● PROBLEM
Copy the records word for word, starting with the very first line and ending with the line that contains "panel-b-chroma-chart: 0 100", including that line.

● RECORDED DATA
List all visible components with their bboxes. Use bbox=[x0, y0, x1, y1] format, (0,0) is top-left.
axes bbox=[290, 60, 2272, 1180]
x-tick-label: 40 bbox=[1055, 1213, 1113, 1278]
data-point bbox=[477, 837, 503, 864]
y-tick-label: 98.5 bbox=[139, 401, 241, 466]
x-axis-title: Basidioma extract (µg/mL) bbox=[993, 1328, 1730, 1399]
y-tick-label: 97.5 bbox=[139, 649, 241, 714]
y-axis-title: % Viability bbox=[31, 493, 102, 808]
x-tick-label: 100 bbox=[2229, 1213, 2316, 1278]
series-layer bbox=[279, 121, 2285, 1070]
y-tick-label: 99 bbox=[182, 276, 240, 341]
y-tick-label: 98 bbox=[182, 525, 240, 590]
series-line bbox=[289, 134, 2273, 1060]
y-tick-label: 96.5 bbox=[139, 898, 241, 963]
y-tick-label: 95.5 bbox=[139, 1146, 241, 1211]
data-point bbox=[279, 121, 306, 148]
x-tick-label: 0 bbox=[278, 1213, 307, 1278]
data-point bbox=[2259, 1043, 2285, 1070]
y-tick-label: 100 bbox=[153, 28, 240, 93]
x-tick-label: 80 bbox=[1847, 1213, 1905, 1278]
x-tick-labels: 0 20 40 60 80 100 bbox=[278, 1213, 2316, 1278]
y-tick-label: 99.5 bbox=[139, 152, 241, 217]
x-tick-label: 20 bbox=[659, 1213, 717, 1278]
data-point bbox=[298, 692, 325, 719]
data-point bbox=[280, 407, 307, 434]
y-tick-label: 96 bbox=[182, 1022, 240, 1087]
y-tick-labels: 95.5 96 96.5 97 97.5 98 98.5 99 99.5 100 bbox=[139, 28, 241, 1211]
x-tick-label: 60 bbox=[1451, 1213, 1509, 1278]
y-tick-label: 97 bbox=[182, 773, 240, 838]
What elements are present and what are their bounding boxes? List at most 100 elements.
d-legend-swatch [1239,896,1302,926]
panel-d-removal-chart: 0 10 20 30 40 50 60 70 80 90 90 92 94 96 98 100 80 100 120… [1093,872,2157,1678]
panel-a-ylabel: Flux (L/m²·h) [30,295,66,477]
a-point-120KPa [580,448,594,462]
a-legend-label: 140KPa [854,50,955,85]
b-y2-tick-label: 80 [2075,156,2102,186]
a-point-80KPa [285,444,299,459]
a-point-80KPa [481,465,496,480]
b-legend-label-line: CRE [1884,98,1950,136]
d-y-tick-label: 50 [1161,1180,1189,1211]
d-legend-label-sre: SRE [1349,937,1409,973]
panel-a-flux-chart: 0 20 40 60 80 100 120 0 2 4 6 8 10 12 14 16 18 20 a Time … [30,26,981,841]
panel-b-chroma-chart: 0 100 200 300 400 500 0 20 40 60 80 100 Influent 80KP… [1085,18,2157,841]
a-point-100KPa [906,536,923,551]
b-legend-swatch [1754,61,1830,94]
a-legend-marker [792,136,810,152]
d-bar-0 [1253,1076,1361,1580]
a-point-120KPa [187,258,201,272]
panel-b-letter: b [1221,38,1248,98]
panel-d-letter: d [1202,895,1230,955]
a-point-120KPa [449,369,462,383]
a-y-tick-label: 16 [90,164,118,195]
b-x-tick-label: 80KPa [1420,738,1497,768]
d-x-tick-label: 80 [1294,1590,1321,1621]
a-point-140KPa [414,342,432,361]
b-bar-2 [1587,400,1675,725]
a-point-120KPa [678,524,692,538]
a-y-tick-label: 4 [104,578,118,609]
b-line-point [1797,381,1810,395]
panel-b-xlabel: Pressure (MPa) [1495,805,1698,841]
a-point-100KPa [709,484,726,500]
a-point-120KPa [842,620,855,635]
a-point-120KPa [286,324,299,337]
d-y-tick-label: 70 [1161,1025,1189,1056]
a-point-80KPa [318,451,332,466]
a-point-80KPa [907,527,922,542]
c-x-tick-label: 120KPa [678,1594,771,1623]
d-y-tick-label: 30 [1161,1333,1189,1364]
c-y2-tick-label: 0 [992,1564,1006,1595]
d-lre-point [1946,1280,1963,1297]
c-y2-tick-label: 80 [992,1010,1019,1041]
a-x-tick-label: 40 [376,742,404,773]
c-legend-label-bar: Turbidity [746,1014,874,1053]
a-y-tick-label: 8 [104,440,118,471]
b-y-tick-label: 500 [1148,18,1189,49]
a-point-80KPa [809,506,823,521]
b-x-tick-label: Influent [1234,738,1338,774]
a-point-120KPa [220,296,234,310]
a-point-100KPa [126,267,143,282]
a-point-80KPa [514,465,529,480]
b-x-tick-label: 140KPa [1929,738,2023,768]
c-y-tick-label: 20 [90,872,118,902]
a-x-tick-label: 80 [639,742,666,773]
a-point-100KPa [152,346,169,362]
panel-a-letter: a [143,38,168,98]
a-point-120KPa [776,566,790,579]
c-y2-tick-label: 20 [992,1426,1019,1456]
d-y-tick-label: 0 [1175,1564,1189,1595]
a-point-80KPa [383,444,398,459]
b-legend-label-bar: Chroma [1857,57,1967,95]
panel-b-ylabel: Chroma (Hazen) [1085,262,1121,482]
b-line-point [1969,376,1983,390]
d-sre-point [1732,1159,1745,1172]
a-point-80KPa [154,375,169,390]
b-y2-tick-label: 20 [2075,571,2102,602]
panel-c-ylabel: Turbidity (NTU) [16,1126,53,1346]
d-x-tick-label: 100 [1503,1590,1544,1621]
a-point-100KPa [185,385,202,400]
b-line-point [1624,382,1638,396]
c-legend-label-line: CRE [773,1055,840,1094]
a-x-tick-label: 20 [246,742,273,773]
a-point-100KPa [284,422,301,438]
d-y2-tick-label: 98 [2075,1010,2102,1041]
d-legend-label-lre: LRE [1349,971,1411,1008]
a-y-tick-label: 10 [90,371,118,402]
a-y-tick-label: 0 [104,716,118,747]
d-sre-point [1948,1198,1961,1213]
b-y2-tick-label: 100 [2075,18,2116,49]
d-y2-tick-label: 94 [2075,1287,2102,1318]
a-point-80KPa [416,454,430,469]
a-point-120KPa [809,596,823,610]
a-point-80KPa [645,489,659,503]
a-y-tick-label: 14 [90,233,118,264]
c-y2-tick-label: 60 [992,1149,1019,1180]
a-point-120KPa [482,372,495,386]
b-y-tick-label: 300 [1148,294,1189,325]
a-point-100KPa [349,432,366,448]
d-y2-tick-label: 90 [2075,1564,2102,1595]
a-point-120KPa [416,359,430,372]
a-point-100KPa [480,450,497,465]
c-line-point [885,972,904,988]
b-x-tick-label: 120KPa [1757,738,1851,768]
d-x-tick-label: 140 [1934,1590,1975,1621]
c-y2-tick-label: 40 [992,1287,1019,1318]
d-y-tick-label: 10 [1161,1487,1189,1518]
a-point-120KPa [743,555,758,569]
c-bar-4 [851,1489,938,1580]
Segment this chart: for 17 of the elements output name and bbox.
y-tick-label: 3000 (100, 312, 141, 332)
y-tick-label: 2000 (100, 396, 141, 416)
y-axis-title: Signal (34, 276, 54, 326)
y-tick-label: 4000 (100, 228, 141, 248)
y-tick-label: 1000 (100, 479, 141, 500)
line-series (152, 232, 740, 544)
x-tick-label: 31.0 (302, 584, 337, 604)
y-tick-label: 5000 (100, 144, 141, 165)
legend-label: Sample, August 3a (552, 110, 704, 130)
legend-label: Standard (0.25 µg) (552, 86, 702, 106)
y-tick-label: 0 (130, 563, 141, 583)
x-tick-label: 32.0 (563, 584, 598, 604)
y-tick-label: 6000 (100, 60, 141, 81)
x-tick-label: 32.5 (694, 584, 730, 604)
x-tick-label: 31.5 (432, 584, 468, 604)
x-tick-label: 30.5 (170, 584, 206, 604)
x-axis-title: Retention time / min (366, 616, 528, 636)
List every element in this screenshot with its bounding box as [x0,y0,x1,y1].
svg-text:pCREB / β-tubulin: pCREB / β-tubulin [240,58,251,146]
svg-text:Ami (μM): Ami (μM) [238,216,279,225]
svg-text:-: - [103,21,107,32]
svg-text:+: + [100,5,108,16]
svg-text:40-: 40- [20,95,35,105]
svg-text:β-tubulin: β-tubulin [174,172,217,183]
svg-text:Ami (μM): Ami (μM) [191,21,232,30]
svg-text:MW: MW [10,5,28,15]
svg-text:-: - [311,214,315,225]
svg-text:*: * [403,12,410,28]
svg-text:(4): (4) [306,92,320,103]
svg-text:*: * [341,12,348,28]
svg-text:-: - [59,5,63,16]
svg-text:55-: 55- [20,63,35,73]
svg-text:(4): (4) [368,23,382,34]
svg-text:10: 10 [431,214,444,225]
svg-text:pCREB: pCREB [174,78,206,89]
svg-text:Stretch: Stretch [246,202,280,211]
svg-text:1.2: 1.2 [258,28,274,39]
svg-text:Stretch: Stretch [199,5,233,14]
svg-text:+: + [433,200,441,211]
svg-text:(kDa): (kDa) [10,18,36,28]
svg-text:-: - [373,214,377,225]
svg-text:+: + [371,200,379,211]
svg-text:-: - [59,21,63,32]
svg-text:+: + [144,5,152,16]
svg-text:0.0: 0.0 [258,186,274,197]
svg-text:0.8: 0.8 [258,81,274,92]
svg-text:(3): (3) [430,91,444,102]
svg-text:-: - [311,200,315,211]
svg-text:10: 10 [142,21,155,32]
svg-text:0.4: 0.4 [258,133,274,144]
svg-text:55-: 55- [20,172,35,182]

● RESULT OF THE TASK
List all visible components with their bboxes. Use bbox=[x0, y0, x1, y1] format, (0,0) is top-left.
axes bbox=[290, 60, 2272, 1180]
x-tick-label: 40 bbox=[1055, 1213, 1113, 1278]
data-point bbox=[477, 837, 503, 864]
y-tick-label: 98.5 bbox=[139, 401, 241, 466]
x-axis-title: Basidioma extract (µg/mL) bbox=[993, 1328, 1730, 1399]
y-tick-label: 97.5 bbox=[139, 649, 241, 714]
y-axis-title: % Viability bbox=[31, 493, 102, 808]
x-tick-label: 100 bbox=[2229, 1213, 2316, 1278]
series-layer bbox=[279, 121, 2285, 1070]
y-tick-label: 99 bbox=[182, 276, 240, 341]
y-tick-label: 98 bbox=[182, 525, 240, 590]
series-line bbox=[289, 134, 2273, 1060]
y-tick-label: 96.5 bbox=[139, 898, 241, 963]
y-tick-label: 95.5 bbox=[139, 1146, 241, 1211]
data-point bbox=[279, 121, 306, 148]
x-tick-label: 0 bbox=[278, 1213, 307, 1278]
data-point bbox=[2259, 1043, 2285, 1070]
y-tick-label: 100 bbox=[153, 28, 240, 93]
x-tick-label: 80 bbox=[1847, 1213, 1905, 1278]
x-tick-labels: 0 20 40 60 80 100 bbox=[278, 1213, 2316, 1278]
y-tick-label: 99.5 bbox=[139, 152, 241, 217]
x-tick-label: 20 bbox=[659, 1213, 717, 1278]
data-point bbox=[298, 692, 325, 719]
data-point bbox=[280, 407, 307, 434]
y-tick-label: 96 bbox=[182, 1022, 240, 1087]
y-tick-labels: 95.5 96 96.5 97 97.5 98 98.5 99 99.5 100 bbox=[139, 28, 241, 1211]
x-tick-label: 60 bbox=[1451, 1213, 1509, 1278]
y-tick-label: 97 bbox=[182, 773, 240, 838]
What elements are present and what are their bounding boxes? List at most 100 elements.
d-legend-swatch [1239,896,1302,926]
panel-d-removal-chart: 0 10 20 30 40 50 60 70 80 90 90 92 94 96 98 100 80 100 120… [1093,872,2157,1678]
panel-a-ylabel: Flux (L/m²·h) [30,295,66,477]
a-point-120KPa [580,448,594,462]
a-legend-label: 140KPa [854,50,955,85]
b-y2-tick-label: 80 [2075,156,2102,186]
a-point-80KPa [285,444,299,459]
a-point-80KPa [481,465,496,480]
b-legend-label-line: CRE [1884,98,1950,136]
d-y-tick-label: 50 [1161,1180,1189,1211]
d-legend-label-sre: SRE [1349,937,1409,973]
panel-a-flux-chart: 0 20 40 60 80 100 120 0 2 4 6 8 10 12 14 16 18 20 a Time … [30,26,981,841]
panel-b-chroma-chart: 0 100 200 300 400 500 0 20 40 60 80 100 Influent 80KP… [1085,18,2157,841]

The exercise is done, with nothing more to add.